▶ [Exercise instructions]
Below you will find a set of lines. Repeat them all exactly.

▶ [Data to process]
━━━━━━━━

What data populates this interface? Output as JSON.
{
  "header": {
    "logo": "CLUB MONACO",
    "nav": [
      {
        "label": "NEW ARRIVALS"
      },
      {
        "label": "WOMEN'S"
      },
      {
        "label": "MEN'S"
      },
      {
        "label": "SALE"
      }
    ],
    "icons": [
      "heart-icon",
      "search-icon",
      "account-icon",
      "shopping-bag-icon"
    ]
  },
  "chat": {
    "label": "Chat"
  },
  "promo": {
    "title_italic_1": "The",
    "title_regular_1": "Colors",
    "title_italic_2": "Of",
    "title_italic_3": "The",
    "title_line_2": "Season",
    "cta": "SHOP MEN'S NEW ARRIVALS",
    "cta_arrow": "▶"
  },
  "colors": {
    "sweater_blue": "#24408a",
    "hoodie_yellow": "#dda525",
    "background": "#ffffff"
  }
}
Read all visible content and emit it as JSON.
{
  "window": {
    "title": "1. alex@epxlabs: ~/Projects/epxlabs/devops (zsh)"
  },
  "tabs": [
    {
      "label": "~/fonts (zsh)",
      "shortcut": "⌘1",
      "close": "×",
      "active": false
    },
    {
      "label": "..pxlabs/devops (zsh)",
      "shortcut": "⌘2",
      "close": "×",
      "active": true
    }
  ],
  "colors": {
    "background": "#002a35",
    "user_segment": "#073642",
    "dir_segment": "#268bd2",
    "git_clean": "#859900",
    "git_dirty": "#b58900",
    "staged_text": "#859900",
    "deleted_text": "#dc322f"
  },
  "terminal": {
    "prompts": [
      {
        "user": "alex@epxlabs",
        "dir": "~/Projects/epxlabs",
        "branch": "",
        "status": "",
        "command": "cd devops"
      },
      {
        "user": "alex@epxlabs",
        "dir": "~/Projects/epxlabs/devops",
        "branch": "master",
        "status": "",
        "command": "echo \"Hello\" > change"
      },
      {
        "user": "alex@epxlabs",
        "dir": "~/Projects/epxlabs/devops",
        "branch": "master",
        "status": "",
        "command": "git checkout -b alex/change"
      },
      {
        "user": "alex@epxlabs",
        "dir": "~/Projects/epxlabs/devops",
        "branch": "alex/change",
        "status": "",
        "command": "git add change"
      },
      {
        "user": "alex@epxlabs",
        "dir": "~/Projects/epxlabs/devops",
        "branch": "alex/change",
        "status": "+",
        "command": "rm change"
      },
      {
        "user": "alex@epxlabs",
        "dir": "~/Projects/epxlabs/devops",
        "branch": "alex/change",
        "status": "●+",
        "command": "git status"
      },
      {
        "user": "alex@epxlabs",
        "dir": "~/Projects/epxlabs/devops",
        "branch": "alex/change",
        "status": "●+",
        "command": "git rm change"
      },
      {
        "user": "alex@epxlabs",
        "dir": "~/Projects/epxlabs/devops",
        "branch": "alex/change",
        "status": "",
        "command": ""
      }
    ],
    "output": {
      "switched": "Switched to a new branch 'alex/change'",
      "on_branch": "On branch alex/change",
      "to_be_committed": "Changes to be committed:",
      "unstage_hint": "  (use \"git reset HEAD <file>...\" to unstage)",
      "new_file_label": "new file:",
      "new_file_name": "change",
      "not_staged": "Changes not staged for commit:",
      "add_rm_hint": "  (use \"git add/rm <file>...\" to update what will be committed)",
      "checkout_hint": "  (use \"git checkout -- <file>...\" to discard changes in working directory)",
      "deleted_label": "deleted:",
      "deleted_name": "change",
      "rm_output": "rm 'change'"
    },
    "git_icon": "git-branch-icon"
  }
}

━━━━━━━━

▶ [Response]
What data populates this interface? Output as JSON.
{
  "header": {
    "logo": "CLUB MONACO",
    "nav": [
      {
        "label": "NEW ARRIVALS"
      },
      {
        "label": "WOMEN'S"
      },
      {
        "label": "MEN'S"
      },
      {
        "label": "SALE"
      }
    ],
    "icons": [
      "heart-icon",
      "search-icon",
      "account-icon",
      "shopping-bag-icon"
    ]
  },
  "chat": {
    "label": "Chat"
  },
  "promo": {
    "title_italic_1": "The",
    "title_regular_1": "Colors",
    "title_italic_2": "Of",
    "title_italic_3": "The",
    "title_line_2": "Season",
    "cta": "SHOP MEN'S NEW ARRIVALS",
    "cta_arrow": "▶"
  },
  "colors": {
    "sweater_blue": "#24408a",
    "hoodie_yellow": "#dda525",
    "background": "#ffffff"
  }
}
Read all visible content and emit it as JSON.
{
  "window": {
    "title": "1. alex@epxlabs: ~/Projects/epxlabs/devops (zsh)"
  },
  "tabs": [
    {
      "label": "~/fonts (zsh)",
      "shortcut": "⌘1",
      "close": "×",
      "active": false
    },
    {
      "label": "..pxlabs/devops (zsh)",
      "shortcut": "⌘2",
      "close": "×",
      "active": true
    }
  ],
  "colors": {
    "background": "#002a35",
    "user_segment": "#073642",
    "dir_segment": "#268bd2",
    "git_clean": "#859900",
    "git_dirty": "#b58900",
    "staged_text": "#859900",
    "deleted_text": "#dc322f"
  },
  "terminal": {
    "prompts": [
      {
        "user": "alex@epxlabs",
        "dir": "~/Projects/epxlabs",
        "branch": "",
        "status": "",
        "command": "cd devops"
      },
      {
        "user": "alex@epxlabs",
        "dir": "~/Projects/epxlabs/devops",
        "branch": "master",
        "status": "",
        "command": "echo \"Hello\" > change"
      },
      {
        "user": "alex@epxlabs",
        "dir": "~/Projects/epxlabs/devops",
        "branch": "master",
        "status": "",
        "command": "git checkout -b alex/change"
      },
      {
        "user": "alex@epxlabs",
        "dir": "~/Projects/epxlabs/devops",
        "branch": "alex/change",
        "status": "",
        "command": "git add change"
      },
      {
        "user": "alex@epxlabs",
        "dir": "~/Projects/epxlabs/devops",
        "branch": "alex/change",
        "status": "+",
        "command": "rm change"
      },
      {
        "user": "alex@epxlabs",
        "dir": "~/Projects/epxlabs/devops",
        "branch": "alex/change",
        "status": "●+",
        "command": "git status"
      },
      {
        "user": "alex@epxlabs",
        "dir": "~/Projects/epxlabs/devops",
        "branch": "alex/change",
        "status": "●+",
        "command": "git rm change"
      },
      {
        "user": "alex@epxlabs",
        "dir": "~/Projects/epxlabs/devops",
        "branch": "alex/change",
        "status": "",
        "command": ""
      }
    ],
    "output": {
      "switched": "Switched to a new branch 'alex/change'",
      "on_branch": "On branch alex/change",
      "to_be_committed": "Changes to be committed:",
      "unstage_hint": "  (use \"git reset HEAD <file>...\" to unstage)",
      "new_file_label": "new file:",
      "new_file_name": "change",
      "not_staged": "Changes not staged for commit:",
      "add_rm_hint": "  (use \"git add/rm <file>...\" to update what will be committed)",
      "checkout_hint": "  (use \"git checkout -- <file>...\" to discard changes in working directory)",
      "deleted_label": "deleted:",
      "deleted_name": "change",
      "rm_output": "rm 'change'"
    },
    "git_icon": "git-branch-icon"
  }
}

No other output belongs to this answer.